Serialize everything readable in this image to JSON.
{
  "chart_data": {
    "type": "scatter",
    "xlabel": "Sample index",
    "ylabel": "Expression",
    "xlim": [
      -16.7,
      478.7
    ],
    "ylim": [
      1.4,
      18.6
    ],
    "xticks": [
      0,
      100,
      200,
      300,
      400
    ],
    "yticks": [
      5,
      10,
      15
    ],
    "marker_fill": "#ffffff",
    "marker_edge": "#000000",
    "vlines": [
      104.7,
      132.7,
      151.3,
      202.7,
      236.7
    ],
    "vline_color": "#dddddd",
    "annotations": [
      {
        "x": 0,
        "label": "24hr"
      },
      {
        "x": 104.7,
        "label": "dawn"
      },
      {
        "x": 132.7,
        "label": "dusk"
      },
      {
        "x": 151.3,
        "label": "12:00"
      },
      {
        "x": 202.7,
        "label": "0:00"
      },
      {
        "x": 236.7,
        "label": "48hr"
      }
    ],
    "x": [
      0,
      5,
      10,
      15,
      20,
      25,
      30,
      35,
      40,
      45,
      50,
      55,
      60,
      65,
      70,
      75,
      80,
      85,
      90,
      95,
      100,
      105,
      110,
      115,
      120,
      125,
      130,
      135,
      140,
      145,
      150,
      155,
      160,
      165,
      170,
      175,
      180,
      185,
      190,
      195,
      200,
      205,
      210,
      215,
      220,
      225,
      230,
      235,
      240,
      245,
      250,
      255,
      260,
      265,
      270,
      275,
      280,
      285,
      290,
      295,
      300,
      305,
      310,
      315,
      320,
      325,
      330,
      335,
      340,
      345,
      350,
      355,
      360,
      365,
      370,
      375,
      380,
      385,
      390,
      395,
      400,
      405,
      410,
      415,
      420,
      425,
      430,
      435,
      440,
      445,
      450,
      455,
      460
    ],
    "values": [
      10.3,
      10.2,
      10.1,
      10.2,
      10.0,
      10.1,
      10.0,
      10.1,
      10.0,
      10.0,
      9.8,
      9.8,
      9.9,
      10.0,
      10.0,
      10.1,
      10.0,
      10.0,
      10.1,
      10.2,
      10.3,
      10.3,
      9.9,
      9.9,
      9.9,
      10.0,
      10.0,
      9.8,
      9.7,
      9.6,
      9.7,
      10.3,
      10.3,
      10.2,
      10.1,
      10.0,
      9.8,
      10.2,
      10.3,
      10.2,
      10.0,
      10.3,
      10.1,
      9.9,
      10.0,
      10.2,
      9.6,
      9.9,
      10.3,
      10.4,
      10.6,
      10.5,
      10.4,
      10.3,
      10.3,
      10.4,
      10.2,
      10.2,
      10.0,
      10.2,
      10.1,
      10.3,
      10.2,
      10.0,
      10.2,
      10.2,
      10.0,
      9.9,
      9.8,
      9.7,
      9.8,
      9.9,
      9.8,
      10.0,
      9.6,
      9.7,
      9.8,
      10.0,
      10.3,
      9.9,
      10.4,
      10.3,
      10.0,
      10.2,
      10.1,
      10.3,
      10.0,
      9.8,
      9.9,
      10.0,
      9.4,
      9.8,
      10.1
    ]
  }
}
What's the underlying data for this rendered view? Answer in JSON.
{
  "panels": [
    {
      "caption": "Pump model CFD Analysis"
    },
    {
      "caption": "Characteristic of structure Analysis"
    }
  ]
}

****************

Objective: Extract every entry above as it appears.

Answer for the task:
Serialize everything readable in this image to JSON.
{
  "chart_data": {
    "type": "scatter",
    "xlabel": "Sample index",
    "ylabel": "Expression",
    "xlim": [
      -16.7,
      478.7
    ],
    "ylim": [
      1.4,
      18.6
    ],
    "xticks": [
      0,
      100,
      200,
      300,
      400
    ],
    "yticks": [
      5,
      10,
      15
    ],
    "marker_fill": "#ffffff",
    "marker_edge": "#000000",
    "vlines": [
      104.7,
      132.7,
      151.3,
      202.7,
      236.7
    ],
    "vline_color": "#dddddd",
    "annotations": [
      {
        "x": 0,
        "label": "24hr"
      },
      {
        "x": 104.7,
        "label": "dawn"
      },
      {
        "x": 132.7,
        "label": "dusk"
      },
      {
        "x": 151.3,
        "label": "12:00"
      },
      {
        "x": 202.7,
        "label": "0:00"
      },
      {
        "x": 236.7,
        "label": "48hr"
      }
    ],
    "x": [
      0,
      5,
      10,
      15,
      20,
      25,
      30,
      35,
      40,
      45,
      50,
      55,
      60,
      65,
      70,
      75,
      80,
      85,
      90,
      95,
      100,
      105,
      110,
      115,
      120,
      125,
      130,
      135,
      140,
      145,
      150,
      155,
      160,
      165,
      170,
      175,
      180,
      185,
      190,
      195,
      200,
      205,
      210,
      215,
      220,
      225,
      230,
      235,
      240,
      245,
      250,
      255,
      260,
      265,
      270,
      275,
      280,
      285,
      290,
      295,
      300,
      305,
      310,
      315,
      320,
      325,
      330,
      335,
      340,
      345,
      350,
      355,
      360,
      365,
      370,
      375,
      380,
      385,
      390,
      395,
      400,
      405,
      410,
      415,
      420,
      425,
      430,
      435,
      440,
      445,
      450,
      455,
      460
    ],
    "values": [
      10.3,
      10.2,
      10.1,
      10.2,
      10.0,
      10.1,
      10.0,
      10.1,
      10.0,
      10.0,
      9.8,
      9.8,
      9.9,
      10.0,
      10.0,
      10.1,
      10.0,
      10.0,
      10.1,
      10.2,
      10.3,
      10.3,
      9.9,
      9.9,
      9.9,
      10.0,
      10.0,
      9.8,
      9.7,
      9.6,
      9.7,
      10.3,
      10.3,
      10.2,
      10.1,
      10.0,
      9.8,
      10.2,
      10.3,
      10.2,
      10.0,
      10.3,
      10.1,
      9.9,
      10.0,
      10.2,
      9.6,
      9.9,
      10.3,
      10.4,
      10.6,
      10.5,
      10.4,
      10.3,
      10.3,
      10.4,
      10.2,
      10.2,
      10.0,
      10.2,
      10.1,
      10.3,
      10.2,
      10.0,
      10.2,
      10.2,
      10.0,
      9.9,
      9.8,
      9.7,
      9.8,
      9.9,
      9.8,
      10.0,
      9.6,
      9.7,
      9.8,
      10.0,
      10.3,
      9.9,
      10.4,
      10.3,
      10.0,
      10.2,
      10.1,
      10.3,
      10.0,
      9.8,
      9.9,
      10.0,
      9.4,
      9.8,
      10.1
    ]
  }
}
What's the underlying data for this rendered view? Answer in JSON.
{
  "panels": [
    {
      "caption": "Pump model CFD Analysis"
    },
    {
      "caption": "Characteristic of structure Analysis"
    }
  ]
}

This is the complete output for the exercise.